**Work order:** The answer must consist of each line below that contains the string "Klüver".

Records from a collection:
- Opening Delimiter -

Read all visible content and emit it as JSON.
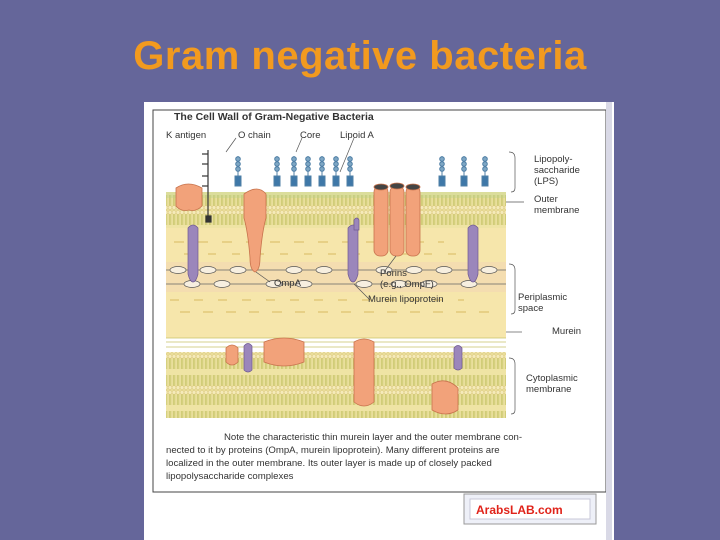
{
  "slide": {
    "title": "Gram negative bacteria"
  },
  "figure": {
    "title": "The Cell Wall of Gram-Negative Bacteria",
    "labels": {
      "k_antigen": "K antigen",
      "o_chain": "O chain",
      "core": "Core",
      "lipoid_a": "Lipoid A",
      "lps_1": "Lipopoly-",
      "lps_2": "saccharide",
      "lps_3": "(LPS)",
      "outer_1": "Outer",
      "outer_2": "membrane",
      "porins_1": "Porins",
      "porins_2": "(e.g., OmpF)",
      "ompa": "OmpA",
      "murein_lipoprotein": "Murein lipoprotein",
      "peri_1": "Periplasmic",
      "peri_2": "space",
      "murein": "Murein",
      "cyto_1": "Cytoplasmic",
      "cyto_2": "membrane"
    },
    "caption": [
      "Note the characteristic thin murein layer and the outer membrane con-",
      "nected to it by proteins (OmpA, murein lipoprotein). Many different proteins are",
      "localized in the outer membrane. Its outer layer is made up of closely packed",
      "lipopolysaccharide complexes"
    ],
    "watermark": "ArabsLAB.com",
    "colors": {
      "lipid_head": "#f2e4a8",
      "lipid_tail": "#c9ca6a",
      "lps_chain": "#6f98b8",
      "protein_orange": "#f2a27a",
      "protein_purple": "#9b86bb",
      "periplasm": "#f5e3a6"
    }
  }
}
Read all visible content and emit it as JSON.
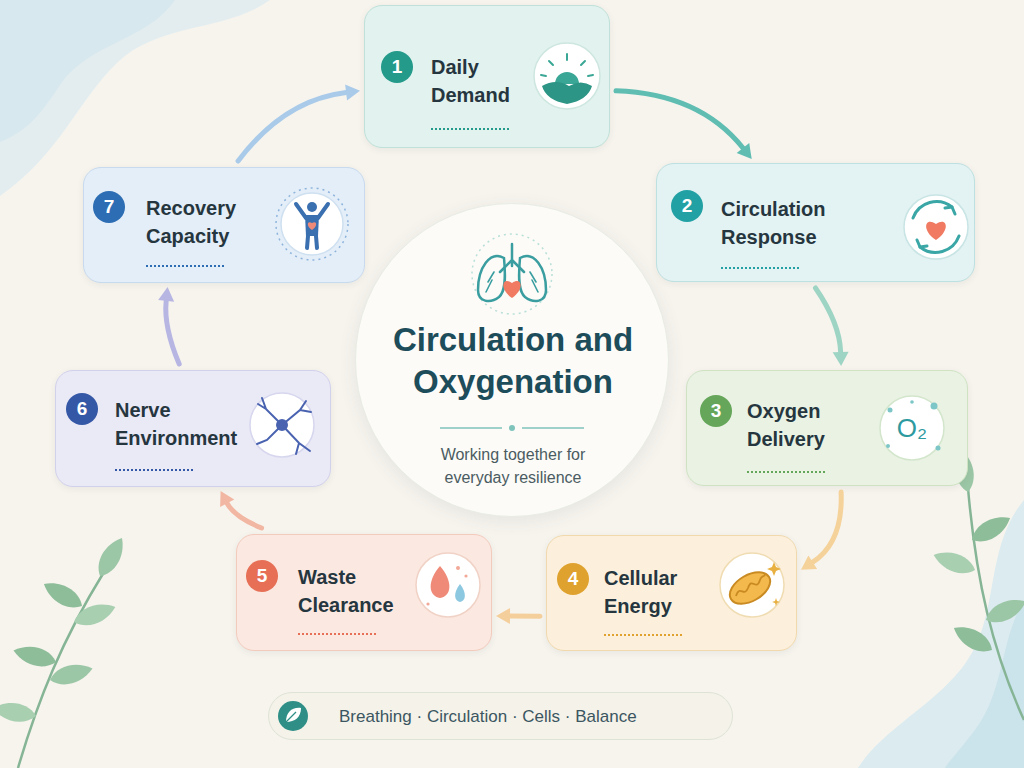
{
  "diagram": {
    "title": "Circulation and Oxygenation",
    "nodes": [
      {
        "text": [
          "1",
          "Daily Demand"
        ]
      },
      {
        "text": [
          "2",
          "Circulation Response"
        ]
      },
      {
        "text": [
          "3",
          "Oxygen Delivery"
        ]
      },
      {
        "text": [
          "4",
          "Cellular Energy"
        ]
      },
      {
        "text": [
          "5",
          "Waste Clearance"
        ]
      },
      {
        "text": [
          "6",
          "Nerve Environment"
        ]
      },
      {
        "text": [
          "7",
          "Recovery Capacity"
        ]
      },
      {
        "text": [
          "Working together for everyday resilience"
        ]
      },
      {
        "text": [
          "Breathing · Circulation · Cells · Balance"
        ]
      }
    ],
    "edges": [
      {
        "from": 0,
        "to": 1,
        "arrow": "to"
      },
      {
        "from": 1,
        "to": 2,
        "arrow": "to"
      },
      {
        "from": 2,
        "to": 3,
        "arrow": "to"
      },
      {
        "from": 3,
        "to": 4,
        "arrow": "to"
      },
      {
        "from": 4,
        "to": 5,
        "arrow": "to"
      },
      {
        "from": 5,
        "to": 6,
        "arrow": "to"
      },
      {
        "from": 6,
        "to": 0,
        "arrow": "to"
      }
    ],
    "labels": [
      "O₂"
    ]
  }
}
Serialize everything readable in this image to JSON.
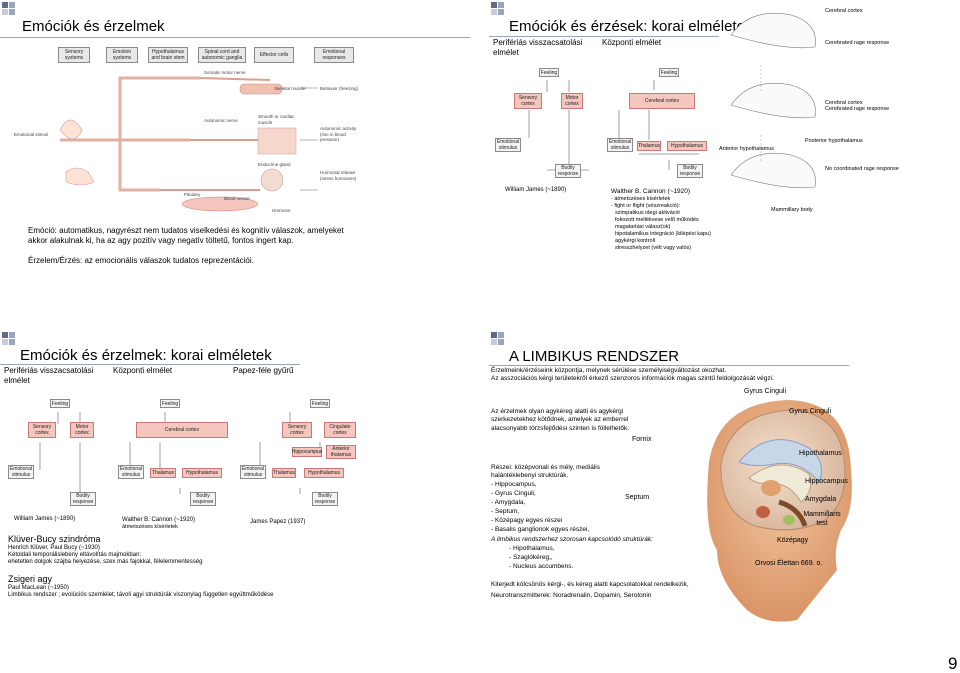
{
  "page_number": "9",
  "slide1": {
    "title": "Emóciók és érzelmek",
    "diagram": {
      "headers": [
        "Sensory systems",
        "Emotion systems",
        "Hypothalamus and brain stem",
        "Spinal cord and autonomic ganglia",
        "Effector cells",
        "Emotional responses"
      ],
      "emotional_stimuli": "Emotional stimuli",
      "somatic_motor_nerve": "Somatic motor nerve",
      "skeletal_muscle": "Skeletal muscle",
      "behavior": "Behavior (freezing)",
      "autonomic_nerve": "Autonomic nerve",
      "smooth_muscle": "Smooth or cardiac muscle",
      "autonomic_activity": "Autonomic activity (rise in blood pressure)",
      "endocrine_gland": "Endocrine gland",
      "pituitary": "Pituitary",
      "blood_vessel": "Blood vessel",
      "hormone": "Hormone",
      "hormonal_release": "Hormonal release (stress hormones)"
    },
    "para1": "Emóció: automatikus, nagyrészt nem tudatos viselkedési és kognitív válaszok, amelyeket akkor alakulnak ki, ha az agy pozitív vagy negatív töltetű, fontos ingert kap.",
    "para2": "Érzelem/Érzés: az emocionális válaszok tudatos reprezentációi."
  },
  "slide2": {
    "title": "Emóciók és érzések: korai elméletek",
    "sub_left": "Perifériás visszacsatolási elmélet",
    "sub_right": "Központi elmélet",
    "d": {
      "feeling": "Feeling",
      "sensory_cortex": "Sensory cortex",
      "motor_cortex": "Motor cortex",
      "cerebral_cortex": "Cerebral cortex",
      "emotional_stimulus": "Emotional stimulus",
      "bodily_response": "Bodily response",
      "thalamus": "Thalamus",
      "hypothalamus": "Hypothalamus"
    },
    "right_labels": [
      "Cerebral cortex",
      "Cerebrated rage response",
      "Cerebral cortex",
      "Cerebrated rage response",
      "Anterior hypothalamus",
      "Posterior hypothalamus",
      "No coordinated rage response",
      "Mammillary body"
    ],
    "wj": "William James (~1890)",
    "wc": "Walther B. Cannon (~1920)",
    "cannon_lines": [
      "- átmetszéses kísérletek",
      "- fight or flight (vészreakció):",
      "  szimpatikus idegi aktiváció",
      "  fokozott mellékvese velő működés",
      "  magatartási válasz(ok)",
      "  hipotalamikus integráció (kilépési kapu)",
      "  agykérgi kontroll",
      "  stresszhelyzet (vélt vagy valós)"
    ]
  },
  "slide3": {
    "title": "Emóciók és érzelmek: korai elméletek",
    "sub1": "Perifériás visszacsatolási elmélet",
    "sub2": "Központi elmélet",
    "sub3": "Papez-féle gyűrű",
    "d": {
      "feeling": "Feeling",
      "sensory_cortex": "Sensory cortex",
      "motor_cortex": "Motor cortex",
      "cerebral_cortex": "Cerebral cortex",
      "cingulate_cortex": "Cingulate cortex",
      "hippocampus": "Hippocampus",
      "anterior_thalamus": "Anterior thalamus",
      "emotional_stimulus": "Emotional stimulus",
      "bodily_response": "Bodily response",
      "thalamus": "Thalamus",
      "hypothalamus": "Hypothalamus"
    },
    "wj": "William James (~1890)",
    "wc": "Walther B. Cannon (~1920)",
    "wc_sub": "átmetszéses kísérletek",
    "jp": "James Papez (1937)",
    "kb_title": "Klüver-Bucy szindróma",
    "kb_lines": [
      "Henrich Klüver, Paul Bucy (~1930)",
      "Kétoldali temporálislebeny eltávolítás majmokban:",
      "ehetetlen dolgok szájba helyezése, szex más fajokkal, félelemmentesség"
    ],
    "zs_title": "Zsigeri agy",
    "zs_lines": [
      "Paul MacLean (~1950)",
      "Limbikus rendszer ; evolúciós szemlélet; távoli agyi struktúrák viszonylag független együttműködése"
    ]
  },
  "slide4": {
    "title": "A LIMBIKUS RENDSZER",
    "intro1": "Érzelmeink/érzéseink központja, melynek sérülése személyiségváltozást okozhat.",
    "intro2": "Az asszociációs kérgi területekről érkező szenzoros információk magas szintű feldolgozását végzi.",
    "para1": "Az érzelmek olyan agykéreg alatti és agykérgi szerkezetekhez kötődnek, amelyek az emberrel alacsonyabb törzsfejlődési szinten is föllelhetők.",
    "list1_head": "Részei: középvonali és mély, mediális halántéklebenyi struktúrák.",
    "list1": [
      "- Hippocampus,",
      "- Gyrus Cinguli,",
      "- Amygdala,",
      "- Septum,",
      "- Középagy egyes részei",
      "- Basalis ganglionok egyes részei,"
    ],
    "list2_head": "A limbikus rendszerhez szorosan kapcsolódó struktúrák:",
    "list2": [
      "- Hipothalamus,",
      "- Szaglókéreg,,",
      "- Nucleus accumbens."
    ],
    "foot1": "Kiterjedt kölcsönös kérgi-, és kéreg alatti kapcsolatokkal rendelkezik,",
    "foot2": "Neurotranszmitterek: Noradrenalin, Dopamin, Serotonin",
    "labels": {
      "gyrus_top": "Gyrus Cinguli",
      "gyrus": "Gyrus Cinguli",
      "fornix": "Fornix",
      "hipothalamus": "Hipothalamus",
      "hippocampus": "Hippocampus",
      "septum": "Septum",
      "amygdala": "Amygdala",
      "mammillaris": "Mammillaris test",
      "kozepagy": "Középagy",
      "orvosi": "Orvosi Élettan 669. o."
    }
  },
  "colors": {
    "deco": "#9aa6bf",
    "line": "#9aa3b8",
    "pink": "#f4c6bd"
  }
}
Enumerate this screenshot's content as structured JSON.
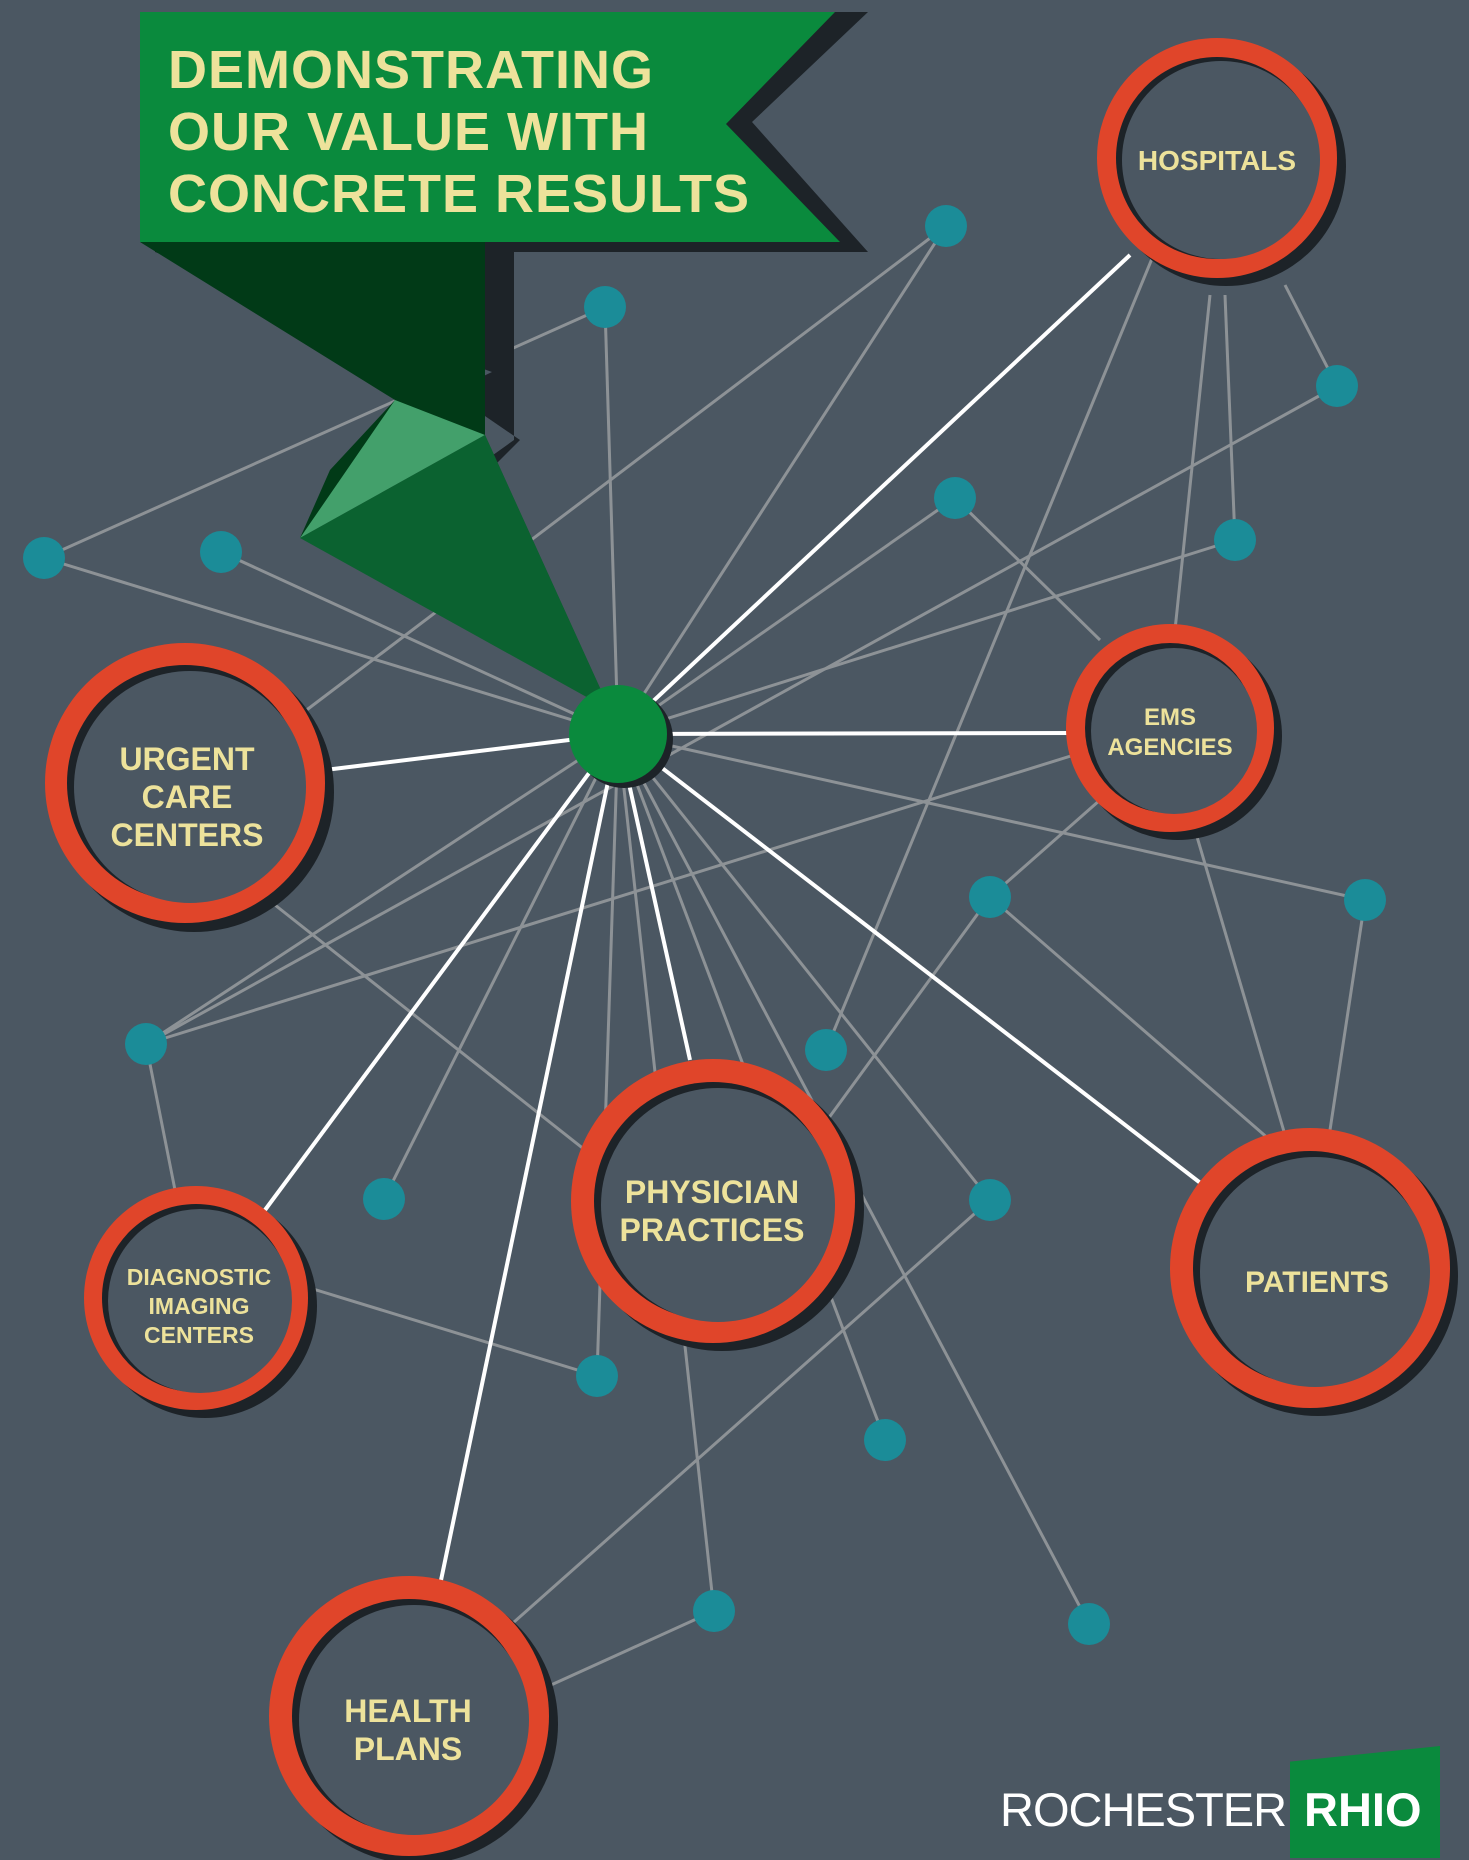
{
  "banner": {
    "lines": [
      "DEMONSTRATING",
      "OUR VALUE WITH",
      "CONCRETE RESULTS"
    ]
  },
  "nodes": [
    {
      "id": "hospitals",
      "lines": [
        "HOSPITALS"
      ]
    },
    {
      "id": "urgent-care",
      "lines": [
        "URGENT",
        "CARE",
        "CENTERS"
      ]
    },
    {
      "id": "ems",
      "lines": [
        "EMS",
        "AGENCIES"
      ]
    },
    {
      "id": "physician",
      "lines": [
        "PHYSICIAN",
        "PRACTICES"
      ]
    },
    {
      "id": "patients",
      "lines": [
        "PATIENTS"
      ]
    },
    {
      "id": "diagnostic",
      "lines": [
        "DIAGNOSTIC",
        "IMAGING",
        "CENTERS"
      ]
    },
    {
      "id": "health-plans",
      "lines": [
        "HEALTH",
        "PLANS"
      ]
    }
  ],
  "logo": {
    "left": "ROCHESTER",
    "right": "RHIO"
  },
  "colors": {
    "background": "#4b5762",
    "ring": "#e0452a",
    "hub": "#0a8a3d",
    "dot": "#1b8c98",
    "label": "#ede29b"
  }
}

- Closing Delimiter -

**Result of this exercise:**
    "kb_title": "Klüver-Bucy szindróma",
      "Henrich Klüver, Paul Bucy (~1930)",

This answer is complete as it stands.